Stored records
+ + + + +

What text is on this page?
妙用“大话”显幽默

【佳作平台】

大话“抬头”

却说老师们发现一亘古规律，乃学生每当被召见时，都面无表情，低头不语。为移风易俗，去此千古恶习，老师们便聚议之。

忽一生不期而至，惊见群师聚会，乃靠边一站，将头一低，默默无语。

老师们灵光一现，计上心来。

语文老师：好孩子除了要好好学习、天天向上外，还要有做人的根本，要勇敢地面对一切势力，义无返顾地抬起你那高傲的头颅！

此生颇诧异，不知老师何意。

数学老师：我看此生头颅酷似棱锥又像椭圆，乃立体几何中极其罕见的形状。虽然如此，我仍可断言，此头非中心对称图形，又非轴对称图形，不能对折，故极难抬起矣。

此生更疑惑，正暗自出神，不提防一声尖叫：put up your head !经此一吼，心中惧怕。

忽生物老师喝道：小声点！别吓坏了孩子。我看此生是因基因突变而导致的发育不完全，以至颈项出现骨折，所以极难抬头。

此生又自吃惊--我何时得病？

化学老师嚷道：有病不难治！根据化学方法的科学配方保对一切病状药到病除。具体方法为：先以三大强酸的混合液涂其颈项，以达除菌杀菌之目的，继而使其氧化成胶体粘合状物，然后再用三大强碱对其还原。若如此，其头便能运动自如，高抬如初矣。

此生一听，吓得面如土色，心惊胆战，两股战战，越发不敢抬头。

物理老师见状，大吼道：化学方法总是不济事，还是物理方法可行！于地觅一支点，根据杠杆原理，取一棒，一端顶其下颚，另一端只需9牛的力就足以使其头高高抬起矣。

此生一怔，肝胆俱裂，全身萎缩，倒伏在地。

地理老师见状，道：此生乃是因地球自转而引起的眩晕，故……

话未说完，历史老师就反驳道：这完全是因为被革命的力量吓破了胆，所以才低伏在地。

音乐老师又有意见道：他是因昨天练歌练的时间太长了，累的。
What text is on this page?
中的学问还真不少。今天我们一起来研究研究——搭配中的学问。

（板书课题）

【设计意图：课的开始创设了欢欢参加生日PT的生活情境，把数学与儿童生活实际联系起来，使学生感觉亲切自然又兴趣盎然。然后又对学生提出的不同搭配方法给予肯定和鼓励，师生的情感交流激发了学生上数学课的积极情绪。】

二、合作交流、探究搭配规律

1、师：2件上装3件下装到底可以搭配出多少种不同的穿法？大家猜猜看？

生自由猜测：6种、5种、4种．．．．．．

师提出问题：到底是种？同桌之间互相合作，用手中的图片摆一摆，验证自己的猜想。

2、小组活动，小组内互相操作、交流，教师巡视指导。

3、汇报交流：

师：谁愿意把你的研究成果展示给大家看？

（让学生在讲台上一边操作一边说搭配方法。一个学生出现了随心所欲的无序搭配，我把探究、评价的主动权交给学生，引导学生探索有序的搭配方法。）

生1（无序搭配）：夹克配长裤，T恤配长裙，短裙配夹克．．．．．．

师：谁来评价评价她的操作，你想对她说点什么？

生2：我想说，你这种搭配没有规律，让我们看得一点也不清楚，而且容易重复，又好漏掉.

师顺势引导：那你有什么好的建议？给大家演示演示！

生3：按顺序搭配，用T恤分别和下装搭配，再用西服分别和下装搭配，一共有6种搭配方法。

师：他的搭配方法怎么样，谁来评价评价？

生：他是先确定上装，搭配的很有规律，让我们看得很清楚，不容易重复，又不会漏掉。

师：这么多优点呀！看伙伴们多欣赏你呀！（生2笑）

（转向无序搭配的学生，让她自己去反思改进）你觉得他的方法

+ + + + +

THE PROBLEM: Copy each line of the data above without altering a single character.

EXPECTED OUTPUT:
What text is on this page?
妙用“大话”显幽默

【佳作平台】

大话“抬头”

却说老师们发现一亘古规律，乃学生每当被召见时，都面无表情，低头不语。为移风易俗，去此千古恶习，老师们便聚议之。

忽一生不期而至，惊见群师聚会，乃靠边一站，将头一低，默默无语。

老师们灵光一现，计上心来。

语文老师：好孩子除了要好好学习、天天向上外，还要有做人的根本，要勇敢地面对一切势力，义无返顾地抬起你那高傲的头颅！

此生颇诧异，不知老师何意。

数学老师：我看此生头颅酷似棱锥又像椭圆，乃立体几何中极其罕见的形状。虽然如此，我仍可断言，此头非中心对称图形，又非轴对称图形，不能对折，故极难抬起矣。

此生更疑惑，正暗自出神，不提防一声尖叫：put up your head !经此一吼，心中惧怕。

忽生物老师喝道：小声点！别吓坏了孩子。我看此生是因基因突变而导致的发育不完全，以至颈项出现骨折，所以极难抬头。

此生又自吃惊--我何时得病？

化学老师嚷道：有病不难治！根据化学方法的科学配方保对一切病状药到病除。具体方法为：先以三大强酸的混合液涂其颈项，以达除菌杀菌之目的，继而使其氧化成胶体粘合状物，然后再用三大强碱对其还原。若如此，其头便能运动自如，高抬如初矣。

此生一听，吓得面如土色，心惊胆战，两股战战，越发不敢抬头。

物理老师见状，大吼道：化学方法总是不济事，还是物理方法可行！于地觅一支点，根据杠杆原理，取一棒，一端顶其下颚，另一端只需9牛的力就足以使其头高高抬起矣。

此生一怔，肝胆俱裂，全身萎缩，倒伏在地。

地理老师见状，道：此生乃是因地球自转而引起的眩晕，故……

话未说完，历史老师就反驳道：这完全是因为被革命的力量吓破了胆，所以才低伏在地。

音乐老师又有意见道：他是因昨天练歌练的时间太长了，累的。
What text is on this page?
中的学问还真不少。今天我们一起来研究研究——搭配中的学问。

（板书课题）

【设计意图：课的开始创设了欢欢参加生日PT的生活情境，把数学与儿童生活实际联系起来，使学生感觉亲切自然又兴趣盎然。然后又对学生提出的不同搭配方法给予肯定和鼓励，师生的情感交流激发了学生上数学课的积极情绪。】

二、合作交流、探究搭配规律

1、师：2件上装3件下装到底可以搭配出多少种不同的穿法？大家猜猜看？

生自由猜测：6种、5种、4种．．．．．．

师提出问题：到底是种？同桌之间互相合作，用手中的图片摆一摆，验证自己的猜想。

2、小组活动，小组内互相操作、交流，教师巡视指导。

3、汇报交流：

师：谁愿意把你的研究成果展示给大家看？

（让学生在讲台上一边操作一边说搭配方法。一个学生出现了随心所欲的无序搭配，我把探究、评价的主动权交给学生，引导学生探索有序的搭配方法。）

生1（无序搭配）：夹克配长裤，T恤配长裙，短裙配夹克．．．．．．

师：谁来评价评价她的操作，你想对她说点什么？

生2：我想说，你这种搭配没有规律，让我们看得一点也不清楚，而且容易重复，又好漏掉.

师顺势引导：那你有什么好的建议？给大家演示演示！

生3：按顺序搭配，用T恤分别和下装搭配，再用西服分别和下装搭配，一共有6种搭配方法。

师：他的搭配方法怎么样，谁来评价评价？

生：他是先确定上装，搭配的很有规律，让我们看得很清楚，不容易重复，又不会漏掉。

师：这么多优点呀！看伙伴们多欣赏你呀！（生2笑）

（转向无序搭配的学生，让她自己去反思改进）你觉得他的方法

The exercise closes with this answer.